- _Input data_:
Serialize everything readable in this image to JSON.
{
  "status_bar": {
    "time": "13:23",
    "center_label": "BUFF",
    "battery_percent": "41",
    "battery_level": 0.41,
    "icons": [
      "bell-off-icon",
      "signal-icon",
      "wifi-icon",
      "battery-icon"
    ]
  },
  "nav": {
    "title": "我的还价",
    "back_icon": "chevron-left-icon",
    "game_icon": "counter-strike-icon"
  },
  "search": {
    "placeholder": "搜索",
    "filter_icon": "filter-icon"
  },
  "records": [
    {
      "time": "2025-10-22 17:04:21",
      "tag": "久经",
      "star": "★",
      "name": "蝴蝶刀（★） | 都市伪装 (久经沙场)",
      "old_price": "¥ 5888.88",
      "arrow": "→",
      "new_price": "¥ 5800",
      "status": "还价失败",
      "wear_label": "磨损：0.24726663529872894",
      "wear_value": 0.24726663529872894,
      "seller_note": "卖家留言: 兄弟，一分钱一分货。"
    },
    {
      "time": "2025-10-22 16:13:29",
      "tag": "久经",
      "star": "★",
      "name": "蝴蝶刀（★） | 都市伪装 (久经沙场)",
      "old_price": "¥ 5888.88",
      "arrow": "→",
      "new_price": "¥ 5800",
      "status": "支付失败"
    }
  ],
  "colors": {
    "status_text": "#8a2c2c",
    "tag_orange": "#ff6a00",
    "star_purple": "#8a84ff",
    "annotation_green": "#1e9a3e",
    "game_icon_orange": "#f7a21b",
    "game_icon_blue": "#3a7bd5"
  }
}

- _Set problem_: Restate the listing above word for word.

- _Solution to the problem_:
Serialize everything readable in this image to JSON.
{
  "status_bar": {
    "time": "13:23",
    "center_label": "BUFF",
    "battery_percent": "41",
    "battery_level": 0.41,
    "icons": [
      "bell-off-icon",
      "signal-icon",
      "wifi-icon",
      "battery-icon"
    ]
  },
  "nav": {
    "title": "我的还价",
    "back_icon": "chevron-left-icon",
    "game_icon": "counter-strike-icon"
  },
  "search": {
    "placeholder": "搜索",
    "filter_icon": "filter-icon"
  },
  "records": [
    {
      "time": "2025-10-22 17:04:21",
      "tag": "久经",
      "star": "★",
      "name": "蝴蝶刀（★） | 都市伪装 (久经沙场)",
      "old_price": "¥ 5888.88",
      "arrow": "→",
      "new_price": "¥ 5800",
      "status": "还价失败",
      "wear_label": "磨损：0.24726663529872894",
      "wear_value": 0.24726663529872894,
      "seller_note": "卖家留言: 兄弟，一分钱一分货。"
    },
    {
      "time": "2025-10-22 16:13:29",
      "tag": "久经",
      "star": "★",
      "name": "蝴蝶刀（★） | 都市伪装 (久经沙场)",
      "old_price": "¥ 5888.88",
      "arrow": "→",
      "new_price": "¥ 5800",
      "status": "支付失败"
    }
  ],
  "colors": {
    "status_text": "#8a2c2c",
    "tag_orange": "#ff6a00",
    "star_purple": "#8a84ff",
    "annotation_green": "#1e9a3e",
    "game_icon_orange": "#f7a21b",
    "game_icon_blue": "#3a7bd5"
  }
}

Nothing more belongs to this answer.